Aim |
Your task is to copy every record exactly.

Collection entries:
....
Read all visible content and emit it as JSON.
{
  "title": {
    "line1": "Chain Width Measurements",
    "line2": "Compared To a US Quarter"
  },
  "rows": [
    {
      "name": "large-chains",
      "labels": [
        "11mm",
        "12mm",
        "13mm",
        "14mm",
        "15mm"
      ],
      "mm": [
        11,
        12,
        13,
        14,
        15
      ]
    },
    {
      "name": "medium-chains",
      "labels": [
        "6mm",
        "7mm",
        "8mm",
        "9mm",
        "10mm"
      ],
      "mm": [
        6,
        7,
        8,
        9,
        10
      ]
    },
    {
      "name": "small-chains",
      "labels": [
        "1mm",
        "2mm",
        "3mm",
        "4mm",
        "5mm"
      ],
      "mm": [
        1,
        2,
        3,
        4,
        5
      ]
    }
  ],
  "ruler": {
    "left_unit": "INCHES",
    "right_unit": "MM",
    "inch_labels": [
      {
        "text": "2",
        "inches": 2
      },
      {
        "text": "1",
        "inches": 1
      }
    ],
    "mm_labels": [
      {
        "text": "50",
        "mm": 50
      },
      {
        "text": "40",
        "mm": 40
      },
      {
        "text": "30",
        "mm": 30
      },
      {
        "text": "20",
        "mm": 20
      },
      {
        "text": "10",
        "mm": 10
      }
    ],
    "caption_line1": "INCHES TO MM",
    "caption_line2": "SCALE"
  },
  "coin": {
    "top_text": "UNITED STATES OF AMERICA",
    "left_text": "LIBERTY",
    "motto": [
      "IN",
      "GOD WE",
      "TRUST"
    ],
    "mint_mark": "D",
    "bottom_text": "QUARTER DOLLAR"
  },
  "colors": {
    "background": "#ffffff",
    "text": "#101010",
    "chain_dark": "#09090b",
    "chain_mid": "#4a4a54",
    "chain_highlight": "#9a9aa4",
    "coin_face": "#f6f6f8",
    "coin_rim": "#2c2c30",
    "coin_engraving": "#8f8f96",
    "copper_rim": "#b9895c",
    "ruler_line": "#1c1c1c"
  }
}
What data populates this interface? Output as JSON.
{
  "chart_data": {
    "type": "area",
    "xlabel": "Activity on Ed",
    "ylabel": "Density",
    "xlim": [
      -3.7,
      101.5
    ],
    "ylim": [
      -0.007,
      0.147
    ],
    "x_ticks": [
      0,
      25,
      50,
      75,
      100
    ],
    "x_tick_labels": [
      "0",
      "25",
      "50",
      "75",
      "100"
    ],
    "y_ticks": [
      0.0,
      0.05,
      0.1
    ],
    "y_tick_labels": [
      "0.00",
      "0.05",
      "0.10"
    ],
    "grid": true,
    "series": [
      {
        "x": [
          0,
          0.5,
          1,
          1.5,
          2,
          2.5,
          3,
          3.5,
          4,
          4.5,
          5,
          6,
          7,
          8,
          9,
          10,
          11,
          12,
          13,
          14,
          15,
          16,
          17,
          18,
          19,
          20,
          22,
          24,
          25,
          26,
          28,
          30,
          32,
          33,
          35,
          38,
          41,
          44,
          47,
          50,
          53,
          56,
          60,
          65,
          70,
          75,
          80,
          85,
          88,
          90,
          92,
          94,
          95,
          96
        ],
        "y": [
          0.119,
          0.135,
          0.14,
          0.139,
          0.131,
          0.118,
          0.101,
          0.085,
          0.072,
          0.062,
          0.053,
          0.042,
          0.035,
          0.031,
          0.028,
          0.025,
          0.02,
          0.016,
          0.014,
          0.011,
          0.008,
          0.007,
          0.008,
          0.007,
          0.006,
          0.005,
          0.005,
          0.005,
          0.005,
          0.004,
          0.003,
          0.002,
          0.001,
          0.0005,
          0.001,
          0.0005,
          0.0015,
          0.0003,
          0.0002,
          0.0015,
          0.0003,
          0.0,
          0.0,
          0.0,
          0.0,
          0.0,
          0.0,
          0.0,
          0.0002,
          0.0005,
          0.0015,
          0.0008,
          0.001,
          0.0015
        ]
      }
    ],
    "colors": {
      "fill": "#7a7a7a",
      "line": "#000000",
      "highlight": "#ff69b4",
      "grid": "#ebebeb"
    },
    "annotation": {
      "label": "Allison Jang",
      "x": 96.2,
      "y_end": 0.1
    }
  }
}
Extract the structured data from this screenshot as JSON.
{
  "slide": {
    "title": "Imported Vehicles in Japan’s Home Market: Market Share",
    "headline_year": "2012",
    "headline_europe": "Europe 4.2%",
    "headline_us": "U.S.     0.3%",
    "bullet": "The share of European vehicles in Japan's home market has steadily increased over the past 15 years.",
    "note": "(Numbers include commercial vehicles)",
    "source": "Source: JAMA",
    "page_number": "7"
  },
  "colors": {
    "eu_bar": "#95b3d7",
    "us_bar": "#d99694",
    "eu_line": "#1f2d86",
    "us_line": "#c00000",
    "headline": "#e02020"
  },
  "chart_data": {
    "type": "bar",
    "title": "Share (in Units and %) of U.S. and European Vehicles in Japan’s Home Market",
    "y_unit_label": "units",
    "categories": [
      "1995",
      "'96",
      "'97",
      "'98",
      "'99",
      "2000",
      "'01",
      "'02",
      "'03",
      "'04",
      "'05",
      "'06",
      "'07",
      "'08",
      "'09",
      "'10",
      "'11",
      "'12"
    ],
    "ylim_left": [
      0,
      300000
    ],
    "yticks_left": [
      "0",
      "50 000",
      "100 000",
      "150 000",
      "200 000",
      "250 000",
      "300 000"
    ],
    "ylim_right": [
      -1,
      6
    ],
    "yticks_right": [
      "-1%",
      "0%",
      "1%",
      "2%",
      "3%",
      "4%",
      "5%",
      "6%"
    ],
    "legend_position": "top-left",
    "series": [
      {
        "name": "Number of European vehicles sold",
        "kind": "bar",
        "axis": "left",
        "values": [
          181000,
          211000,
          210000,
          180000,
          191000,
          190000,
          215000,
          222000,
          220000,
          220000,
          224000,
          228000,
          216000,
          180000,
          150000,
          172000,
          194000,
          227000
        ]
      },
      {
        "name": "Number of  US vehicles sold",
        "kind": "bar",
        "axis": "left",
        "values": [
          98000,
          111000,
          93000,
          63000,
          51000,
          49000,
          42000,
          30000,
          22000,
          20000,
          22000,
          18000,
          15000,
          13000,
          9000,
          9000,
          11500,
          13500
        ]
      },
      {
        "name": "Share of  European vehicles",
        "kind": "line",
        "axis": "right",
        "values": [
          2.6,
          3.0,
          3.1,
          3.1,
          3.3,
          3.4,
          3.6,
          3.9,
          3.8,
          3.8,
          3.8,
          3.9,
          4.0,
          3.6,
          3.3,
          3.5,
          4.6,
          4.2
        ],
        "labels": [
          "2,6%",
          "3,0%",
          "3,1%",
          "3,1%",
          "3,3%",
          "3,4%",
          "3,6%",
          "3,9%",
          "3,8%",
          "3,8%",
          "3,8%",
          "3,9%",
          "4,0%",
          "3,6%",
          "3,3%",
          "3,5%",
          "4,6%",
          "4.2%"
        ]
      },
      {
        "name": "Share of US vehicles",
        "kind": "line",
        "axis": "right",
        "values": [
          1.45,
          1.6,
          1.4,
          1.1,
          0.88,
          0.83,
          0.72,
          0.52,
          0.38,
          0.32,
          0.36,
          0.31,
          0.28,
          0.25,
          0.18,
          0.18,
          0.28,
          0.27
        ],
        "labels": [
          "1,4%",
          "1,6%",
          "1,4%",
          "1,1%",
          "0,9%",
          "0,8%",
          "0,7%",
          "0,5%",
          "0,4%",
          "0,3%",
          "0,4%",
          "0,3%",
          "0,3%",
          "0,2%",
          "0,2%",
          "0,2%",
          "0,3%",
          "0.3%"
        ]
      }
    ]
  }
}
....
Full solution |
Read all visible content and emit it as JSON.
{
  "title": {
    "line1": "Chain Width Measurements",
    "line2": "Compared To a US Quarter"
  },
  "rows": [
    {
      "name": "large-chains",
      "labels": [
        "11mm",
        "12mm",
        "13mm",
        "14mm",
        "15mm"
      ],
      "mm": [
        11,
        12,
        13,
        14,
        15
      ]
    },
    {
      "name": "medium-chains",
      "labels": [
        "6mm",
        "7mm",
        "8mm",
        "9mm",
        "10mm"
      ],
      "mm": [
        6,
        7,
        8,
        9,
        10
      ]
    },
    {
      "name": "small-chains",
      "labels": [
        "1mm",
        "2mm",
        "3mm",
        "4mm",
        "5mm"
      ],
      "mm": [
        1,
        2,
        3,
        4,
        5
      ]
    }
  ],
  "ruler": {
    "left_unit": "INCHES",
    "right_unit": "MM",
    "inch_labels": [
      {
        "text": "2",
        "inches": 2
      },
      {
        "text": "1",
        "inches": 1
      }
    ],
    "mm_labels": [
      {
        "text": "50",
        "mm": 50
      },
      {
        "text": "40",
        "mm": 40
      },
      {
        "text": "30",
        "mm": 30
      },
      {
        "text": "20",
        "mm": 20
      },
      {
        "text": "10",
        "mm": 10
      }
    ],
    "caption_line1": "INCHES TO MM",
    "caption_line2": "SCALE"
  },
  "coin": {
    "top_text": "UNITED STATES OF AMERICA",
    "left_text": "LIBERTY",
    "motto": [
      "IN",
      "GOD WE",
      "TRUST"
    ],
    "mint_mark": "D",
    "bottom_text": "QUARTER DOLLAR"
  },
  "colors": {
    "background": "#ffffff",
    "text": "#101010",
    "chain_dark": "#09090b",
    "chain_mid": "#4a4a54",
    "chain_highlight": "#9a9aa4",
    "coin_face": "#f6f6f8",
    "coin_rim": "#2c2c30",
    "coin_engraving": "#8f8f96",
    "copper_rim": "#b9895c",
    "ruler_line": "#1c1c1c"
  }
}
What data populates this interface? Output as JSON.
{
  "chart_data": {
    "type": "area",
    "xlabel": "Activity on Ed",
    "ylabel": "Density",
    "xlim": [
      -3.7,
      101.5
    ],
    "ylim": [
      -0.007,
      0.147
    ],
    "x_ticks": [
      0,
      25,
      50,
      75,
      100
    ],
    "x_tick_labels": [
      "0",
      "25",
      "50",
      "75",
      "100"
    ],
    "y_ticks": [
      0.0,
      0.05,
      0.1
    ],
    "y_tick_labels": [
      "0.00",
      "0.05",
      "0.10"
    ],
    "grid": true,
    "series": [
      {
        "x": [
          0,
          0.5,
          1,
          1.5,
          2,
          2.5,
          3,
          3.5,
          4,
          4.5,
          5,
          6,
          7,
          8,
          9,
          10,
          11,
          12,
          13,
          14,
          15,
          16,
          17,
          18,
          19,
          20,
          22,
          24,
          25,
          26,
          28,
          30,
          32,
          33,
          35,
          38,
          41,
          44,
          47,
          50,
          53,
          56,
          60,
          65,
          70,
          75,
          80,
          85,
          88,
          90,
          92,
          94,
          95,
          96
        ],
        "y": [
          0.119,
          0.135,
          0.14,
          0.139,
          0.131,
          0.118,
          0.101,
          0.085,
          0.072,
          0.062,
          0.053,
          0.042,
          0.035,
          0.031,
          0.028,
          0.025,
          0.02,
          0.016,
          0.014,
          0.011,
          0.008,
          0.007,
          0.008,
          0.007,
          0.006,
          0.005,
          0.005,
          0.005,
          0.005,
          0.004,
          0.003,
          0.002,
          0.001,
          0.0005,
          0.001,
          0.0005,
          0.0015,
          0.0003,
          0.0002,
          0.0015,
          0.0003,
          0.0,
          0.0,
          0.0,
          0.0,
          0.0,
          0.0,
          0.0,
          0.0002,
          0.0005,
          0.0015,
          0.0008,
          0.001,
          0.0015
        ]
      }
    ],
    "colors": {
      "fill": "#7a7a7a",
      "line": "#000000",
      "highlight": "#ff69b4",
      "grid": "#ebebeb"
    },
    "annotation": {
      "label": "Allison Jang",
      "x": 96.2,
      "y_end": 0.1
    }
  }
}
Extract the structured data from this screenshot as JSON.
{
  "slide": {
    "title": "Imported Vehicles in Japan’s Home Market: Market Share",
    "headline_year": "2012",
    "headline_europe": "Europe 4.2%",
    "headline_us": "U.S.     0.3%",
    "bullet": "The share of European vehicles in Japan's home market has steadily increased over the past 15 years.",
    "note": "(Numbers include commercial vehicles)",
    "source": "Source: JAMA",
    "page_number": "7"
  },
  "colors": {
    "eu_bar": "#95b3d7",
    "us_bar": "#d99694",
    "eu_line": "#1f2d86",
    "us_line": "#c00000",
    "headline": "#e02020"
  },
  "chart_data": {
    "type": "bar",
    "title": "Share (in Units and %) of U.S. and European Vehicles in Japan’s Home Market",
    "y_unit_label": "units",
    "categories": [
      "1995",
      "'96",
      "'97",
      "'98",
      "'99",
      "2000",
      "'01",
      "'02",
      "'03",
      "'04",
      "'05",
      "'06",
      "'07",
      "'08",
      "'09",
      "'10",
      "'11",
      "'12"
    ],
    "ylim_left": [
      0,
      300000
    ],
    "yticks_left": [
      "0",
      "50 000",
      "100 000",
      "150 000",
      "200 000",
      "250 000",
      "300 000"
    ],
    "ylim_right": [
      -1,
      6
    ],
    "yticks_right": [
      "-1%",
      "0%",
      "1%",
      "2%",
      "3%",
      "4%",
      "5%",
      "6%"
    ],
    "legend_position": "top-left",
    "series": [
      {
        "name": "Number of European vehicles sold",
        "kind": "bar",
        "axis": "left",
        "values": [
          181000,
          211000,
          210000,
          180000,
          191000,
          190000,
          215000,
          222000,
          220000,
          220000,
          224000,
          228000,
          216000,
          180000,
          150000,
          172000,
          194000,
          227000
        ]
      },
      {
        "name": "Number of  US vehicles sold",
        "kind": "bar",
        "axis": "left",
        "values": [
          98000,
          111000,
          93000,
          63000,
          51000,
          49000,
          42000,
          30000,
          22000,
          20000,
          22000,
          18000,
          15000,
          13000,
          9000,
          9000,
          11500,
          13500
        ]
      },
      {
        "name": "Share of  European vehicles",
        "kind": "line",
        "axis": "right",
        "values": [
          2.6,
          3.0,
          3.1,
          3.1,
          3.3,
          3.4,
          3.6,
          3.9,
          3.8,
          3.8,
          3.8,
          3.9,
          4.0,
          3.6,
          3.3,
          3.5,
          4.6,
          4.2
        ],
        "labels": [
          "2,6%",
          "3,0%",
          "3,1%",
          "3,1%",
          "3,3%",
          "3,4%",
          "3,6%",
          "3,9%",
          "3,8%",
          "3,8%",
          "3,8%",
          "3,9%",
          "4,0%",
          "3,6%",
          "3,3%",
          "3,5%",
          "4,6%",
          "4.2%"
        ]
      },
      {
        "name": "Share of US vehicles",
        "kind": "line",
        "axis": "right",
        "values": [
          1.45,
          1.6,
          1.4,
          1.1,
          0.88,
          0.83,
          0.72,
          0.52,
          0.38,
          0.32,
          0.36,
          0.31,
          0.28,
          0.25,
          0.18,
          0.18,
          0.28,
          0.27
        ],
        "labels": [
          "1,4%",
          "1,6%",
          "1,4%",
          "1,1%",
          "0,9%",
          "0,8%",
          "0,7%",
          "0,5%",
          "0,4%",
          "0,3%",
          "0,4%",
          "0,3%",
          "0,3%",
          "0,2%",
          "0,2%",
          "0,2%",
          "0,3%",
          "0.3%"
        ]
      }
    ]
  }
}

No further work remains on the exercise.